WHAT IS BEING ASKED. Gather all lines from the material that contain "plantaires".

TASK INPUTS.
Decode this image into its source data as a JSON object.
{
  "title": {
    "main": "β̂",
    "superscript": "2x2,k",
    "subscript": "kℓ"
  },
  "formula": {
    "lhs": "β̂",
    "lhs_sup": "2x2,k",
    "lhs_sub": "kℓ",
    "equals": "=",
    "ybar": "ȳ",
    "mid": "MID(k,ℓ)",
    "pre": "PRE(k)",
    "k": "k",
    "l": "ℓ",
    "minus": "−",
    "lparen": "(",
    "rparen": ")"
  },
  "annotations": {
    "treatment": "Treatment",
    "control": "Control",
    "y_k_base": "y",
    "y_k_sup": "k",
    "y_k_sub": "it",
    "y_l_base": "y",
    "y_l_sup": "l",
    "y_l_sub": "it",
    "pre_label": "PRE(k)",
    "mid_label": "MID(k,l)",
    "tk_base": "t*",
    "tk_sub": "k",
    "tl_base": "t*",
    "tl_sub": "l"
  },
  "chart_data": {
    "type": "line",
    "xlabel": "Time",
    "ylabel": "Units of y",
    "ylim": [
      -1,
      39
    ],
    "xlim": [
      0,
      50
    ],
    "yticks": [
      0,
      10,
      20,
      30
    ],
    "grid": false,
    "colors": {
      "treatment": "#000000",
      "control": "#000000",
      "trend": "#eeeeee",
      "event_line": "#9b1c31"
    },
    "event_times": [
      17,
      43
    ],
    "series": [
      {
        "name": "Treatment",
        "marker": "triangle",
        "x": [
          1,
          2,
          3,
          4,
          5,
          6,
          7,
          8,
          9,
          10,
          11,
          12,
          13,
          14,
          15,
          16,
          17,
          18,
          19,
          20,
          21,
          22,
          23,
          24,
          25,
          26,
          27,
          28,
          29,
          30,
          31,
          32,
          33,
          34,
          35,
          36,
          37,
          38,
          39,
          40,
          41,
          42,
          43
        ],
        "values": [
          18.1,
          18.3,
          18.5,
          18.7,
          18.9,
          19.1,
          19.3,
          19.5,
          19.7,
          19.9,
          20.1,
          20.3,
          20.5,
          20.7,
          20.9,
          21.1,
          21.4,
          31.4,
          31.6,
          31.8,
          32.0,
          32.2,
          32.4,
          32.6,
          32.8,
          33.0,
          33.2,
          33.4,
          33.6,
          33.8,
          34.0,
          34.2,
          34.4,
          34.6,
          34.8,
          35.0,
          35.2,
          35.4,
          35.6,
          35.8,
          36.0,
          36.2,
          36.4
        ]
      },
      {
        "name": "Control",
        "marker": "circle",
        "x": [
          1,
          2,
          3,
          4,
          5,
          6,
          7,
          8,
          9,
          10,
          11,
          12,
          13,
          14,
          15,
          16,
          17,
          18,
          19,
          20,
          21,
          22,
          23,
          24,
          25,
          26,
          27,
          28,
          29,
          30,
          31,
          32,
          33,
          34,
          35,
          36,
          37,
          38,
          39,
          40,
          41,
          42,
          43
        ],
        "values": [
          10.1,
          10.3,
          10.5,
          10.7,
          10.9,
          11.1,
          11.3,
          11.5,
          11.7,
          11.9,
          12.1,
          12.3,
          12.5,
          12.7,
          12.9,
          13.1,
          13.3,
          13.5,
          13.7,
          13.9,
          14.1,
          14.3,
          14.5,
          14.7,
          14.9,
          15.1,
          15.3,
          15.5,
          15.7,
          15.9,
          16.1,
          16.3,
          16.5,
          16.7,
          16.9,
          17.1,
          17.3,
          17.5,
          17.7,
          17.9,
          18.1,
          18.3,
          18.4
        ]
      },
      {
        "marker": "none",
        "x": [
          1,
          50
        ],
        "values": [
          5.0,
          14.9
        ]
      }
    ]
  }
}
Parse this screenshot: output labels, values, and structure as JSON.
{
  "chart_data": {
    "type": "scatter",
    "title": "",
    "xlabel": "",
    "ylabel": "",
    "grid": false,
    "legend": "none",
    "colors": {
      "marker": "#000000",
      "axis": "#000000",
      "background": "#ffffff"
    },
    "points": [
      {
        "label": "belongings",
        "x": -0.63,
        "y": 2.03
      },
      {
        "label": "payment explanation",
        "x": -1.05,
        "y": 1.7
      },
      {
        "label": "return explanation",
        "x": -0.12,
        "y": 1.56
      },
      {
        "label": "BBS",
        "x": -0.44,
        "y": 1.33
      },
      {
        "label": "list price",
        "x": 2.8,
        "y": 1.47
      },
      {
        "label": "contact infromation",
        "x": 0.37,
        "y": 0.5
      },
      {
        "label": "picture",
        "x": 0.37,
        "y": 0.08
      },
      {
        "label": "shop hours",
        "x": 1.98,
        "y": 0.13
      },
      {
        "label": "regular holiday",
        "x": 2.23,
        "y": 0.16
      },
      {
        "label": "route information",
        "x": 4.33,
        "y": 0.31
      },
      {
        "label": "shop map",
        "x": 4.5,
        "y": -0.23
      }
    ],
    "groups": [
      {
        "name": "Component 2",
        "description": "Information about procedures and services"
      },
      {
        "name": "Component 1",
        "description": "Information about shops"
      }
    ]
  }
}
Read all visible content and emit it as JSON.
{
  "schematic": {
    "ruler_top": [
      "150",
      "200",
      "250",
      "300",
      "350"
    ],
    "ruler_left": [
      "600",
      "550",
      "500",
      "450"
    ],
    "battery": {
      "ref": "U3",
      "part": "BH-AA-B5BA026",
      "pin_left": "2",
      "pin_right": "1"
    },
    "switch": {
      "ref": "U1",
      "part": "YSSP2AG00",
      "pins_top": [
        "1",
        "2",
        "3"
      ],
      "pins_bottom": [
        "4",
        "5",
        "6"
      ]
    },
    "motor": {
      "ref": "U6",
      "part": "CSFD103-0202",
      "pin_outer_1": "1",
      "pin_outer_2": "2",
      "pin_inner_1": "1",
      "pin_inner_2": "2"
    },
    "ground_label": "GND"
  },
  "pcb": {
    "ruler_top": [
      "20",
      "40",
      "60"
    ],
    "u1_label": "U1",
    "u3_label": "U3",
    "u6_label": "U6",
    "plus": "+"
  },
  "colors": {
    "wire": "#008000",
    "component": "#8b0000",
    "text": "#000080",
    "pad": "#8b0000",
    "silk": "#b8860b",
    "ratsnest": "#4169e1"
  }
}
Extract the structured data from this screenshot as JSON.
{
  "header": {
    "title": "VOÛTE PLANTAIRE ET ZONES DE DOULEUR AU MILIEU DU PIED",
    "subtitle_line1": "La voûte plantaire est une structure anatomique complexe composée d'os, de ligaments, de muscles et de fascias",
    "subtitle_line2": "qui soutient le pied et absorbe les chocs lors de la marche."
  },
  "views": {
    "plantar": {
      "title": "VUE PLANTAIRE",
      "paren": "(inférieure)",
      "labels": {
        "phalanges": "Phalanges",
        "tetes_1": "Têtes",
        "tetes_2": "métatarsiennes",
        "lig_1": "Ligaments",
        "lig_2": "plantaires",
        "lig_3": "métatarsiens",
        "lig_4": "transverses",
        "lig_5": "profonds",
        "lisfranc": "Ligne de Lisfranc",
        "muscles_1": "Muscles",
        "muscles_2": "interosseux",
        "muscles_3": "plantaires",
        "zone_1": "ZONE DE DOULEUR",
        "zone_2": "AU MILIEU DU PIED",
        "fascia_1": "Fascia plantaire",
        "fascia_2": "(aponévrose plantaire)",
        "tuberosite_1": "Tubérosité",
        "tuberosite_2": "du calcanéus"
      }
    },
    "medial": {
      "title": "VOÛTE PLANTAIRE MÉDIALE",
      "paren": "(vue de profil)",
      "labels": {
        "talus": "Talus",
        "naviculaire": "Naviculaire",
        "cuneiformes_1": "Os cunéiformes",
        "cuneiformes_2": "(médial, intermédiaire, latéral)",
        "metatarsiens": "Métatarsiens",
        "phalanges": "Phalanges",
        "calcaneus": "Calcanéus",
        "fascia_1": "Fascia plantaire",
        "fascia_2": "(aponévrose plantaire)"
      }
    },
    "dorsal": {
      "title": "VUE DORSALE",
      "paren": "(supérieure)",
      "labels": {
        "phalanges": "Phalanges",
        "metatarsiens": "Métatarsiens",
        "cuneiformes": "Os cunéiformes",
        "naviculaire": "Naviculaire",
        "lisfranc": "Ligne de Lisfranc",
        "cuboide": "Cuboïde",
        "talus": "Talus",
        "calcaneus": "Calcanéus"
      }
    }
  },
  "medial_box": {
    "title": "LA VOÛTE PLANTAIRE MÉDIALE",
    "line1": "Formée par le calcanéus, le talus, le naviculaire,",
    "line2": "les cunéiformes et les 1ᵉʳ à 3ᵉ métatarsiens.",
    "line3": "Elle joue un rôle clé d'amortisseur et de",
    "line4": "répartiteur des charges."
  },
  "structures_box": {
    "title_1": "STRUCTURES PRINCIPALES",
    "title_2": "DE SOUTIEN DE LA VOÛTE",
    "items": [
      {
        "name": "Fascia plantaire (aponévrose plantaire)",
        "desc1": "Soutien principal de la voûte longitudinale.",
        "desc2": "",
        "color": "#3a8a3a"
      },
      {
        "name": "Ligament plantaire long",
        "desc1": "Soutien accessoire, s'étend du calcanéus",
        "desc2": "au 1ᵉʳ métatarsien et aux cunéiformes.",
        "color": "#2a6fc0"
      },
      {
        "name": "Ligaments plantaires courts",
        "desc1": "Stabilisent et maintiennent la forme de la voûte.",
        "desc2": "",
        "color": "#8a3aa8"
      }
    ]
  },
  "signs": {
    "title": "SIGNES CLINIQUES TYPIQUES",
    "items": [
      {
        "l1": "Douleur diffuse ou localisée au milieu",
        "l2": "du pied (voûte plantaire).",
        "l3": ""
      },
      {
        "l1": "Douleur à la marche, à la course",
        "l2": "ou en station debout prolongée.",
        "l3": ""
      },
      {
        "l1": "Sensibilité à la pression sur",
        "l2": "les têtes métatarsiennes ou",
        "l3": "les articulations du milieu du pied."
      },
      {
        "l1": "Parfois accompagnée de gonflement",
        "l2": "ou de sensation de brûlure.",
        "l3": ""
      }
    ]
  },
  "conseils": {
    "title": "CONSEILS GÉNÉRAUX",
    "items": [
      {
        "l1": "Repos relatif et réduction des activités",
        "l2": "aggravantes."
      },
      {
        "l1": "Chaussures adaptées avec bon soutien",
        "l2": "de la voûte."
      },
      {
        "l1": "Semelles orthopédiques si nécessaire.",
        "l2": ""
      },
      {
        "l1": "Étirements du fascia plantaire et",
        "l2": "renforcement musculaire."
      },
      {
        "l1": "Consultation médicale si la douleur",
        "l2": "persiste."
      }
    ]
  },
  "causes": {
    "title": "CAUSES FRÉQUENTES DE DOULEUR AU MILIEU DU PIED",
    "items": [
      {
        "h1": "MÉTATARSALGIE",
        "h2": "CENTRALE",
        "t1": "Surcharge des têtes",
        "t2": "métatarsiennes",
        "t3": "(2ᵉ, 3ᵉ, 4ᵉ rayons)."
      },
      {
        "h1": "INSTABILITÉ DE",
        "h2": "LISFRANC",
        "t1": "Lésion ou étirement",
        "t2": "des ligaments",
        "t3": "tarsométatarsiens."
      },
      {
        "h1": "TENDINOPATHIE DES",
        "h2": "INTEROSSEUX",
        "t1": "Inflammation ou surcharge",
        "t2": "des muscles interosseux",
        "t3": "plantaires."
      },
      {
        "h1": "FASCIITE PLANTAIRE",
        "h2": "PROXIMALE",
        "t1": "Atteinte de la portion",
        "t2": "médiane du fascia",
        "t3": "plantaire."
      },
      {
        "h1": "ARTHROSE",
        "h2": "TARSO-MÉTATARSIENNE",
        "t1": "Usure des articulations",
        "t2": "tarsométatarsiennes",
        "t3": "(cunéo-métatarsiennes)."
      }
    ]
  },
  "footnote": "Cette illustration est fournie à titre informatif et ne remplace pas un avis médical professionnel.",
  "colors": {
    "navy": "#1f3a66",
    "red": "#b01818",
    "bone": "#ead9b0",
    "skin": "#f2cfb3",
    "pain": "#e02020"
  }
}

WRITTEN ANSWER.
        "lig_2": "plantaires",
        "muscles_3": "plantaires",
        "name": "Ligaments plantaires courts",
        "t3": "plantaires."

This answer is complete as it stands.